**Task brief:** Every record must be repeated exactly; omit any pictures they contain.

## Begin

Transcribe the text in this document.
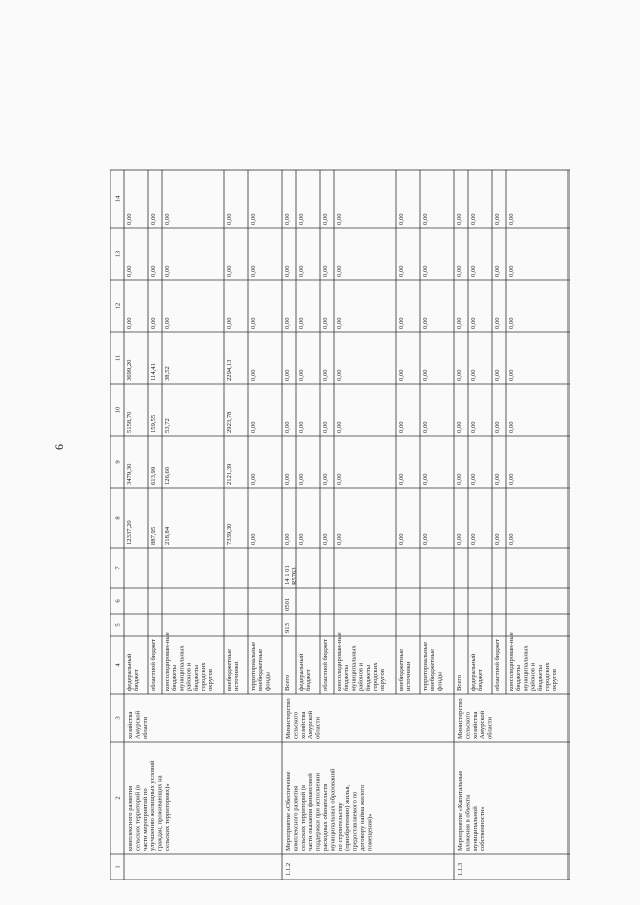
6
1
2
3
4
5
6
7
8
9
10
11
12
13
14
комплексного развития сельских территорий (в части мероприятий по улучшению жилищных условий граждан, проживающих на сельских территориях)»
хозяйства Амурской области
федеральный бюджет
12337,20
3479,30
5158,70
3699,20
0,00
0,00
0,00
областной бюджет
887,95
613,99
159,55
114,41
0,00
0,00
0,00
консолидирован-ные бюджеты муниципальных районов и бюджеты городских округов
218,84
126,60
53,72
38,52
0,00
0,00
0,00
внебюджетные источники
7339,30
2121,39
2923,78
2294,13
0,00
0,00
0,00
территориальные внебюджетные фонды
0,00
0,00
0,00
0,00
0,00
0,00
0,00
1.1.2
Мероприятие «Обеспечение комплексного развития сельских территорий (в части оказания финансовой поддержки при исполнении расходных обязательств муниципальных образований по строительству (приобретению) жилья, предоставляемого по договору найма жилого помещения)»
Министерство сельского хозяйства Амурской области
Всего
913
0501
14 1 01 R5763
0,00
0,00
0,00
0,00
0,00
0,00
0,00
федеральный бюджет
0,00
0,00
0,00
0,00
0,00
0,00
0,00
областной бюджет
0,00
0,00
0,00
0,00
0,00
0,00
0,00
консолидирован-ные бюджеты муниципальных районов и бюджеты городских округов
0,00
0,00
0,00
0,00
0,00
0,00
0,00
внебюджетные источники
0,00
0,00
0,00
0,00
0,00
0,00
0,00
территориальные внебюджетные фонды
0,00
0,00
0,00
0,00
0,00
0,00
0,00
1.1.3
Мероприятие «Капитальные вложения в объекты муниципальной собственности»
Министерство сельского хозяйства Амурской области
Всего
0,00
0,00
0,00
0,00
0,00
0,00
0,00
федеральный бюджет
0,00
0,00
0,00
0,00
0,00
0,00
0,00
областной бюджет
0,00
0,00
0,00
0,00
0,00
0,00
0,00
консолидирован-ные бюджеты муниципальных районов и бюджеты городских округов
0,00
0,00
0,00
0,00
0,00
0,00
0,00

## End

**Task output:**
Transcribe the text in this document.
6
1
2
3
4
5
6
7
8
9
10
11
12
13
14
комплексного развития сельских территорий (в части мероприятий по улучшению жилищных условий граждан, проживающих на сельских территориях)»
хозяйства Амурской области
федеральный бюджет
12337,20
3479,30
5158,70
3699,20
0,00
0,00
0,00
областной бюджет
887,95
613,99
159,55
114,41
0,00
0,00
0,00
консолидирован-ные бюджеты муниципальных районов и бюджеты городских округов
218,84
126,60
53,72
38,52
0,00
0,00
0,00
внебюджетные источники
7339,30
2121,39
2923,78
2294,13
0,00
0,00
0,00
территориальные внебюджетные фонды
0,00
0,00
0,00
0,00
0,00
0,00
0,00
1.1.2
Мероприятие «Обеспечение комплексного развития сельских территорий (в части оказания финансовой поддержки при исполнении расходных обязательств муниципальных образований по строительству (приобретению) жилья, предоставляемого по договору найма жилого помещения)»
Министерство сельского хозяйства Амурской области
Всего
913
0501
14 1 01 R5763
0,00
0,00
0,00
0,00
0,00
0,00
0,00
федеральный бюджет
0,00
0,00
0,00
0,00
0,00
0,00
0,00
областной бюджет
0,00
0,00
0,00
0,00
0,00
0,00
0,00
консолидирован-ные бюджеты муниципальных районов и бюджеты городских округов
0,00
0,00
0,00
0,00
0,00
0,00
0,00
внебюджетные источники
0,00
0,00
0,00
0,00
0,00
0,00
0,00
территориальные внебюджетные фонды
0,00
0,00
0,00
0,00
0,00
0,00
0,00
1.1.3
Мероприятие «Капитальные вложения в объекты муниципальной собственности»
Министерство сельского хозяйства Амурской области
Всего
0,00
0,00
0,00
0,00
0,00
0,00
0,00
федеральный бюджет
0,00
0,00
0,00
0,00
0,00
0,00
0,00
областной бюджет
0,00
0,00
0,00
0,00
0,00
0,00
0,00
консолидирован-ные бюджеты муниципальных районов и бюджеты городских округов
0,00
0,00
0,00
0,00
0,00
0,00
0,00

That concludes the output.